SET EXERCISE → Look through the records below, and copy out every line that holds the string "mjúkt".

Data records →

-- Begin --

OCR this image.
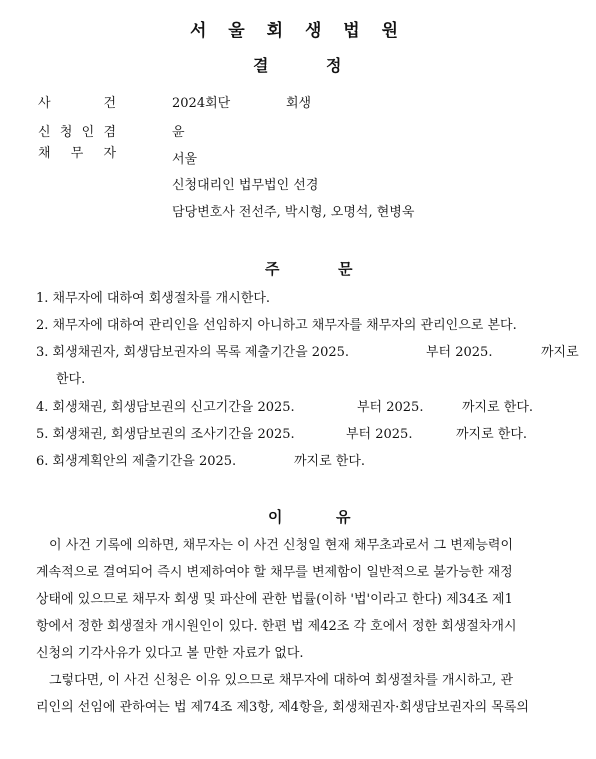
서 울 회 생 법 원
결	정
사	건	2024회단	회생
신 청 인 겸
채 무 자
윤
서울
신청대리인 법무법인 선경
담당변호사 전선주, 박시형, 오명석, 현병욱
주	문
1. 채무자에 대하여 회생절차를 개시한다.
2. 채무자에 대하여 관리인을 선임하지 아니하고 채무자를 채무자의 관리인으로 본다.
3. 회생채권자, 회생담보권자의 목록 제출기간을 2025.	부터 2025.	까지로
한다.
4. 회생채권, 회생담보권의 신고기간을 2025.	부터 2025.	까지로 한다.
5. 회생채권, 회생담보권의 조사기간을 2025.	부터 2025.	까지로 한다.
6. 회생계획안의 제출기간을 2025.	까지로 한다.
이	유
이 사건 기록에 의하면, 채무자는 이 사건 신청일 현재 채무초과로서 그 변제능력이
계속적으로 결여되어 즉시 변제하여야 할 채무를 변제함이 일반적으로 불가능한 재정
상태에 있으므로 채무자 회생 및 파산에 관한 법률(이하 '법'이라고 한다) 제34조 제1
항에서 정한 회생절차 개시원인이 있다. 한편 법 제42조 각 호에서 정한 회생절차개시
신청의 기각사유가 있다고 볼 만한 자료가 없다.
그렇다면, 이 사건 신청은 이유 있으므로 채무자에 대하여 회생절차를 개시하고, 관
리인의 선임에 관하여는 법 제74조 제3항, 제4항을, 회생채권자·회생담보권자의 목록의
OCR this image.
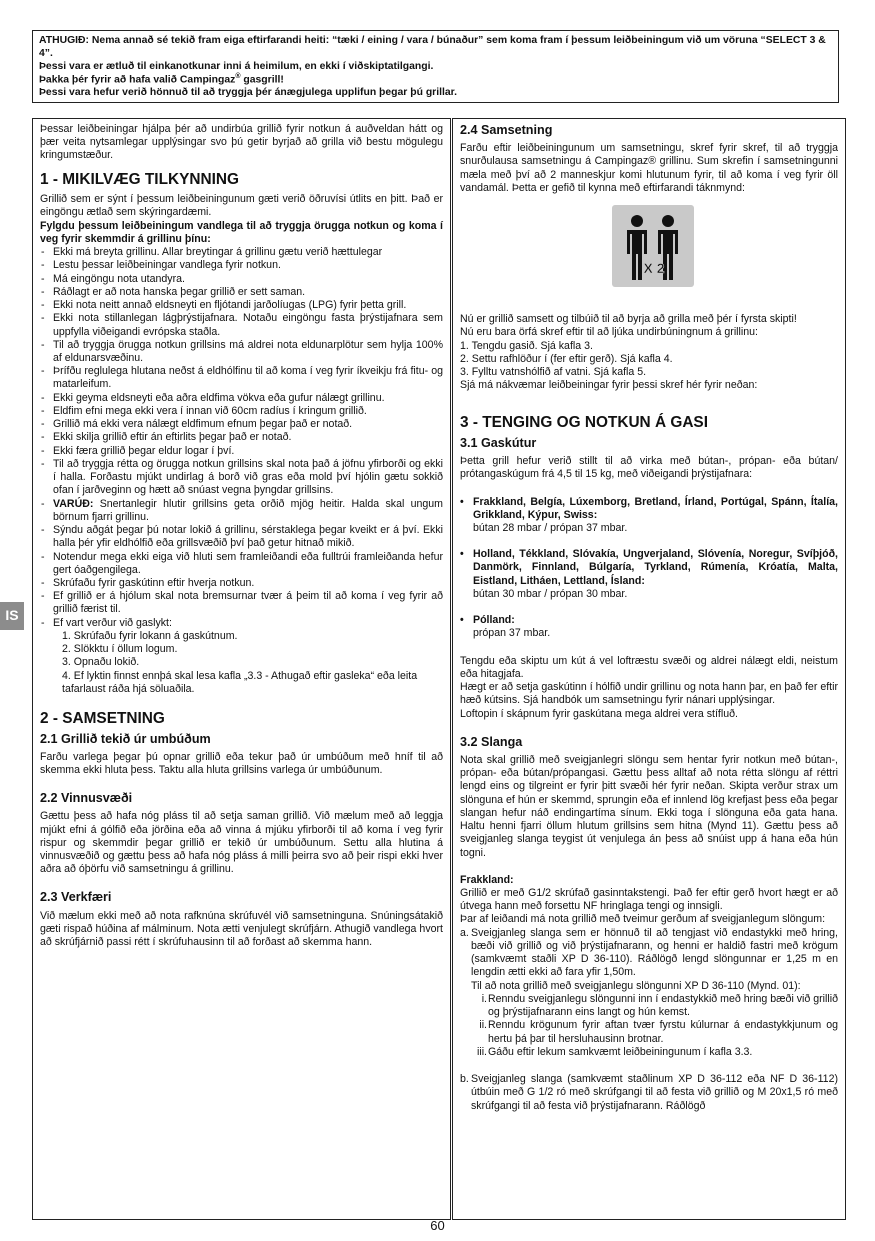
ATHUGIÐ: Nema annað sé tekið fram eiga eftirfarandi heiti: “tæki / eining / vara / búnaður” sem koma fram í þessum leiðbeiningum við um vöruna “SELECT 3 & 4”.

Þessi vara er ætluð til einkanotkunar inni á heimilum, en ekki í viðskiptatilgangi.

Þakka þér fyrir að hafa valið Campingaz® gasgrill!

Þessi vara hefur verið hönnuð til að tryggja þér ánægjulega upplifun þegar þú grillar.

IS

Þessar leiðbeiningar hjálpa þér að undirbúa grillið fyrir notkun á auðveldan hátt og þær veita nytsamlegar upplýsingar svo þú getir byrjað að grilla við bestu mögulegu kringumstæður.

1 - MIKILVÆG TILKYNNING

Grillið sem er sýnt í þessum leiðbeiningunum gæti verið öðruvísi útlits en þitt. Það er eingöngu ætlað sem skýringardæmi.

Fylgdu þessum leiðbeiningum vandlega til að tryggja örugga notkun og koma í veg fyrir skemmdir á grillinu þínu:

- Ekki má breyta grillinu. Allar breytingar á grillinu gætu verið hættulegar
- Lestu þessar leiðbeiningar vandlega fyrir notkun.
- Má eingöngu nota utandyra.
- Ráðlagt er að nota hanska þegar grillið er sett saman.
- Ekki nota neitt annað eldsneyti en fljótandi jarðolíugas (LPG) fyrir þetta grill.
- Ekki nota stillanlegan lágþrýstijafnara. Notaðu eingöngu fasta þrýstijafnara sem uppfylla viðeigandi evrópska staðla.
- Til að tryggja örugga notkun grillsins má aldrei nota eldunarplötur sem hylja 100% af eldunarsvæðinu.
- Þrífðu reglulega hlutana neðst á eldhólfinu til að koma í veg fyrir íkveikju frá fitu- og matarleifum.
- Ekki geyma eldsneyti eða aðra eldfima vökva eða gufur nálægt grillinu.
- Eldfim efni mega ekki vera í innan við 60cm radíus í kringum grillið.
- Grillið má ekki vera nálægt eldfimum efnum þegar það er notað.
- Ekki skilja grillið eftir án eftirlits þegar það er notað.
- Ekki færa grillið þegar eldur logar í því.
- Til að tryggja rétta og örugga notkun grillsins skal nota það á jöfnu yfirborði og ekki í halla. Forðastu mjúkt undirlag á borð við gras eða mold því hjólin gætu sokkið ofan í jarðveginn og hætt að snúast vegna þyngdar grillsins.
- VARÚÐ: Snertanlegir hlutir grillsins geta orðið mjög heitir. Halda skal ungum börnum fjarri grillinu.
- Sýndu aðgát þegar þú notar lokið á grillinu, sérstaklega þegar kveikt er á því. Ekki halla þér yfir eldhólfið eða grillsvæðið því það getur hitnað mikið.
- Notendur mega ekki eiga við hluti sem framleiðandi eða fulltrúi framleiðanda hefur gert óaðgengilega.
- Skrúfaðu fyrir gaskútinn eftir hverja notkun.
- Ef grillið er á hjólum skal nota bremsurnar tvær á þeim til að koma í veg fyrir að grillið færist til.
- Ef vart verður við gaslykt:
1. Skrúfaðu fyrir lokann á gaskútnum.
2. Slökktu í öllum logum.
3. Opnaðu lokið.
4. Ef lyktin finnst ennþá skal lesa kafla „3.3 - Athugað eftir gasleka“ eða leita tafarlaust ráða hjá söluaðila.
2 - SAMSETNING
2.1 Grillið tekið úr umbúðum

Farðu varlega þegar þú opnar grillið eða tekur það úr umbúðum með hníf til að skemma ekki hluta þess. Taktu alla hluta grillsins varlega úr umbúðunum.

2.2 Vinnusvæði

Gættu þess að hafa nóg pláss til að setja saman grillið. Við mælum með að leggja mjúkt efni á gólfið eða jörðina eða að vinna á mjúku yfirborði til að koma í veg fyrir rispur og skemmdir þegar grillið er tekið úr umbúðunum. Settu alla hlutina á vinnusvæðið og gættu þess að hafa nóg pláss á milli þeirra svo að þeir rispi ekki hver aðra að óþörfu við samsetningu á grillinu.

2.3 Verkfæri

Við mælum ekki með að nota rafknúna skrúfuvél við samsetninguna. Snúningsátakið gæti rispað húðina af málminum. Nota ætti venjulegt skrúfjárn. Athugið vandlega hvort að skrúfjárnið passi rétt í skrúfuhausinn til að forðast að skemma hann.

2.4 Samsetning

Farðu eftir leiðbeiningunum um samsetningu, skref fyrir skref, til að tryggja snurðulausa samsetningu á Campingaz® grillinu. Sum skrefin í samsetningunni mæla með því að 2 manneskjur komi hlutunum fyrir, til að koma í veg fyrir öll vandamál. Þetta er gefið til kynna með eftirfarandi táknmynd:

X 2

Nú er grillið samsett og tilbúið til að byrja að grilla með þér í fyrsta skipti!

Nú eru bara örfá skref eftir til að ljúka undirbúningnum á grillinu:

1. Tengdu gasið. Sjá kafla 3.

2. Settu rafhlöður í (fer eftir gerð). Sjá kafla 4.

3. Fylltu vatnshólfið af vatni. Sjá kafla 5.

Sjá má nákvæmar leiðbeiningar fyrir þessi skref hér fyrir neðan:

3 - TENGING OG NOTKUN Á GASI
3.1 Gaskútur

Þetta grill hefur verið stillt til að virka með bútan-, própan- eða bútan/ prótangaskúgum frá 4,5 til 15 kg, með viðeigandi þrýstijafnara:

• Frakkland, Belgía, Lúxemborg, Bretland, Írland, Portúgal, Spánn, Ítalía, Grikkland, Kýpur, Swiss:
bútan 28 mbar / própan 37 mbar.
• Holland, Tékkland, Slóvakía, Ungverjaland, Slóvenía, Noregur, Svíþjóð, Danmörk, Finnland, Búlgaría, Tyrkland, Rúmenía, Króatía, Malta, Eistland, Litháen, Lettland, Ísland:
bútan 30 mbar / própan 30 mbar.
• Pólland:
própan 37 mbar.

Tengdu eða skiptu um kút á vel loftræstu svæði og aldrei nálægt eldi, neistum eða hitagjafa.

Hægt er að setja gaskútinn í hólfið undir grillinu og nota hann þar, en það fer eftir hæð kútsins. Sjá handbók um samsetningu fyrir nánari upplýsingar.

Loftopin í skápnum fyrir gaskútana mega aldrei vera stífluð.

3.2 Slanga

Nota skal grillið með sveigjanlegri slöngu sem hentar fyrir notkun með bútan-, própan- eða bútan/própangasi. Gættu þess alltaf að nota rétta slöngu af réttri lengd eins og tilgreint er fyrir þitt svæði hér fyrir neðan. Skipta verður strax um slönguna ef hún er skemmd, sprungin eða ef innlend lög krefjast þess eða þegar slangan hefur náð endingartíma sínum. Ekki toga í slönguna eða gata hana. Haltu henni fjarri öllum hlutum grillsins sem hitna (Mynd 11). Gættu þess að sveigjanleg slanga teygist út venjulega án þess að snúist upp á hana eða hún togni.

Frakkland:

Grillið er með G1/2 skrúfað gasinntakstengi. Það fer eftir gerð hvort hægt er að útvega hann með forsettu NF hringlaga tengi og innsigli.

Þar af leiðandi má nota grillið með tveimur gerðum af sveigjanlegum slöngum:

a. Sveigjanleg slanga sem er hönnuð til að tengjast við endastykki með hring, bæði við grillið og við þrýstijafnarann, og henni er haldið fastri með krögum (samkvæmt staðli XP D 36-110). Ráðlögð lengd slöngunnar er 1,25 m en lengdin ætti ekki að fara yfir 1,50m.

Til að nota grillið með sveigjanlegu slöngunni XP D 36-110 (Mynd. 01):

i. Renndu sveigjanlegu slöngunni inn í endastykkið með hring bæði við grillið og þrýstijafnarann eins langt og hún kemst.
ii. Renndu krögunum fyrir aftan tvær fyrstu kúlurnar á endastykkjunum og hertu þá þar til hersluhausinn brotnar.
iii. Gáðu eftir lekum samkvæmt leiðbeiningunum í kafla 3.3.
b. Sveigjanleg slanga (samkvæmt staðlinum XP D 36-112 eða NF D 36-112) útbúin með G 1/2 ró með skrúfgangi til að festa við grillið og M 20x1,5 ró með skrúfgangi til að festa við þrýstijafnarann. Ráðlögð
60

-- End --

FULL OUTPUT →
- Til að tryggja rétta og örugga notkun grillsins skal nota það á jöfnu yfirborði og ekki í halla. Forðastu mjúkt undirlag á borð við gras eða mold því hjólin gætu sokkið ofan í jarðveginn og hætt að snúast vegna þyngdar grillsins.
Gættu þess að hafa nóg pláss til að setja saman grillið. Við mælum með að leggja mjúkt efni á gólfið eða jörðina eða að vinna á mjúku yfirborði til að koma í veg fyrir rispur og skemmdir þegar grillið er tekið úr umbúðunum. Settu alla hlutina á vinnusvæðið og gættu þess að hafa nóg pláss á milli þeirra svo að þeir rispi ekki hver aðra að óþörfu við samsetningu á grillinu.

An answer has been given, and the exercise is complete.